- TASK OBJECTIVE: Your task is to copy every line of this material exactly.

------ DATASET EXCERPTS

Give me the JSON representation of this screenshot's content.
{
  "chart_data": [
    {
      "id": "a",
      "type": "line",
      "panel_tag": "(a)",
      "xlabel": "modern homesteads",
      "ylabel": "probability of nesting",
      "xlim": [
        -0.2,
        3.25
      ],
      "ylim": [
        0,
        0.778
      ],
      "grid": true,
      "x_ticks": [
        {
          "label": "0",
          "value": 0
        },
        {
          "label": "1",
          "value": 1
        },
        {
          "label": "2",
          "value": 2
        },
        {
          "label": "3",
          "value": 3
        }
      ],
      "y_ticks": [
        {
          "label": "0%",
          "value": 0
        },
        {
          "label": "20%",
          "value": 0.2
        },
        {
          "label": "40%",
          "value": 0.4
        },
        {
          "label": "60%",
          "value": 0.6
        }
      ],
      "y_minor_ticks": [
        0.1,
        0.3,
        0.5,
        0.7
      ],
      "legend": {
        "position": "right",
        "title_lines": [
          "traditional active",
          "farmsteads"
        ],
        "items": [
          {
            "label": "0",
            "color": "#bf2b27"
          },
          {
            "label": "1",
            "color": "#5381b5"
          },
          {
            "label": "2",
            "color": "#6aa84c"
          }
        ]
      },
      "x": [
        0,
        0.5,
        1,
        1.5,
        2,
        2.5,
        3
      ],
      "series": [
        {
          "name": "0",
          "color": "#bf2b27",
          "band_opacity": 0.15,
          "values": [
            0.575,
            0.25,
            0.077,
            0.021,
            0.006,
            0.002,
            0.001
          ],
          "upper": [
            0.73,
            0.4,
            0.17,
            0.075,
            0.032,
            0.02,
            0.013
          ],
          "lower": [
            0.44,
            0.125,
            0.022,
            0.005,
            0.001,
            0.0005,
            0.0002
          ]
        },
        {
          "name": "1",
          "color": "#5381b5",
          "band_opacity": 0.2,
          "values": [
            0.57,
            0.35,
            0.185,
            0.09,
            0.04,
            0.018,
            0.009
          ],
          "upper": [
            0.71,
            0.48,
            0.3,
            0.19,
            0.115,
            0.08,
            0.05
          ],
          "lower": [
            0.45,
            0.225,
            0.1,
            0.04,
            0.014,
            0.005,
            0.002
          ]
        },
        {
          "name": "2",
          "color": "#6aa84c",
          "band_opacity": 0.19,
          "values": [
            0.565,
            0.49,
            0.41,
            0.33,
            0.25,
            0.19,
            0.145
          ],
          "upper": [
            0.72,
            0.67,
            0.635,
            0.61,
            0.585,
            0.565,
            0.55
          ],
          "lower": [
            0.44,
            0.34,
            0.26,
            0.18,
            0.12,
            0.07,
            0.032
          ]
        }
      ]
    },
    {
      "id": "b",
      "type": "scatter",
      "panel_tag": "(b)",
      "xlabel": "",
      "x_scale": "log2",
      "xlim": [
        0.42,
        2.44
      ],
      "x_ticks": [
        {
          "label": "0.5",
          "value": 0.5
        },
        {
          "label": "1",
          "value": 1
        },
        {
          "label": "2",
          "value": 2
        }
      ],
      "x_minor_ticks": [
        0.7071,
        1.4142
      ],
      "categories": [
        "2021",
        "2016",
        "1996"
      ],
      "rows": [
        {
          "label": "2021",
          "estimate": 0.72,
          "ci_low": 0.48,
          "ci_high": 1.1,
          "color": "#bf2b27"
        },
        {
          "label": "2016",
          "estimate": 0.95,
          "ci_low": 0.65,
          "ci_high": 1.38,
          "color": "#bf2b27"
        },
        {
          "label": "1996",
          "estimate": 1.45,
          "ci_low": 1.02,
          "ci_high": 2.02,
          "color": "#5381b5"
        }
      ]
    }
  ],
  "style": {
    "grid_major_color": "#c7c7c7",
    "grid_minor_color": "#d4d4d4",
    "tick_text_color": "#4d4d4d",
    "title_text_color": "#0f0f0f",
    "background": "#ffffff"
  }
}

------------

- RESULT BELOW:
Give me the JSON representation of this screenshot's content.
{
  "chart_data": [
    {
      "id": "a",
      "type": "line",
      "panel_tag": "(a)",
      "xlabel": "modern homesteads",
      "ylabel": "probability of nesting",
      "xlim": [
        -0.2,
        3.25
      ],
      "ylim": [
        0,
        0.778
      ],
      "grid": true,
      "x_ticks": [
        {
          "label": "0",
          "value": 0
        },
        {
          "label": "1",
          "value": 1
        },
        {
          "label": "2",
          "value": 2
        },
        {
          "label": "3",
          "value": 3
        }
      ],
      "y_ticks": [
        {
          "label": "0%",
          "value": 0
        },
        {
          "label": "20%",
          "value": 0.2
        },
        {
          "label": "40%",
          "value": 0.4
        },
        {
          "label": "60%",
          "value": 0.6
        }
      ],
      "y_minor_ticks": [
        0.1,
        0.3,
        0.5,
        0.7
      ],
      "legend": {
        "position": "right",
        "title_lines": [
          "traditional active",
          "farmsteads"
        ],
        "items": [
          {
            "label": "0",
            "color": "#bf2b27"
          },
          {
            "label": "1",
            "color": "#5381b5"
          },
          {
            "label": "2",
            "color": "#6aa84c"
          }
        ]
      },
      "x": [
        0,
        0.5,
        1,
        1.5,
        2,
        2.5,
        3
      ],
      "series": [
        {
          "name": "0",
          "color": "#bf2b27",
          "band_opacity": 0.15,
          "values": [
            0.575,
            0.25,
            0.077,
            0.021,
            0.006,
            0.002,
            0.001
          ],
          "upper": [
            0.73,
            0.4,
            0.17,
            0.075,
            0.032,
            0.02,
            0.013
          ],
          "lower": [
            0.44,
            0.125,
            0.022,
            0.005,
            0.001,
            0.0005,
            0.0002
          ]
        },
        {
          "name": "1",
          "color": "#5381b5",
          "band_opacity": 0.2,
          "values": [
            0.57,
            0.35,
            0.185,
            0.09,
            0.04,
            0.018,
            0.009
          ],
          "upper": [
            0.71,
            0.48,
            0.3,
            0.19,
            0.115,
            0.08,
            0.05
          ],
          "lower": [
            0.45,
            0.225,
            0.1,
            0.04,
            0.014,
            0.005,
            0.002
          ]
        },
        {
          "name": "2",
          "color": "#6aa84c",
          "band_opacity": 0.19,
          "values": [
            0.565,
            0.49,
            0.41,
            0.33,
            0.25,
            0.19,
            0.145
          ],
          "upper": [
            0.72,
            0.67,
            0.635,
            0.61,
            0.585,
            0.565,
            0.55
          ],
          "lower": [
            0.44,
            0.34,
            0.26,
            0.18,
            0.12,
            0.07,
            0.032
          ]
        }
      ]
    },
    {
      "id": "b",
      "type": "scatter",
      "panel_tag": "(b)",
      "xlabel": "",
      "x_scale": "log2",
      "xlim": [
        0.42,
        2.44
      ],
      "x_ticks": [
        {
          "label": "0.5",
          "value": 0.5
        },
        {
          "label": "1",
          "value": 1
        },
        {
          "label": "2",
          "value": 2
        }
      ],
      "x_minor_ticks": [
        0.7071,
        1.4142
      ],
      "categories": [
        "2021",
        "2016",
        "1996"
      ],
      "rows": [
        {
          "label": "2021",
          "estimate": 0.72,
          "ci_low": 0.48,
          "ci_high": 1.1,
          "color": "#bf2b27"
        },
        {
          "label": "2016",
          "estimate": 0.95,
          "ci_low": 0.65,
          "ci_high": 1.38,
          "color": "#bf2b27"
        },
        {
          "label": "1996",
          "estimate": 1.45,
          "ci_low": 1.02,
          "ci_high": 2.02,
          "color": "#5381b5"
        }
      ]
    }
  ],
  "style": {
    "grid_major_color": "#c7c7c7",
    "grid_minor_color": "#d4d4d4",
    "tick_text_color": "#4d4d4d",
    "title_text_color": "#0f0f0f",
    "background": "#ffffff"
  }
}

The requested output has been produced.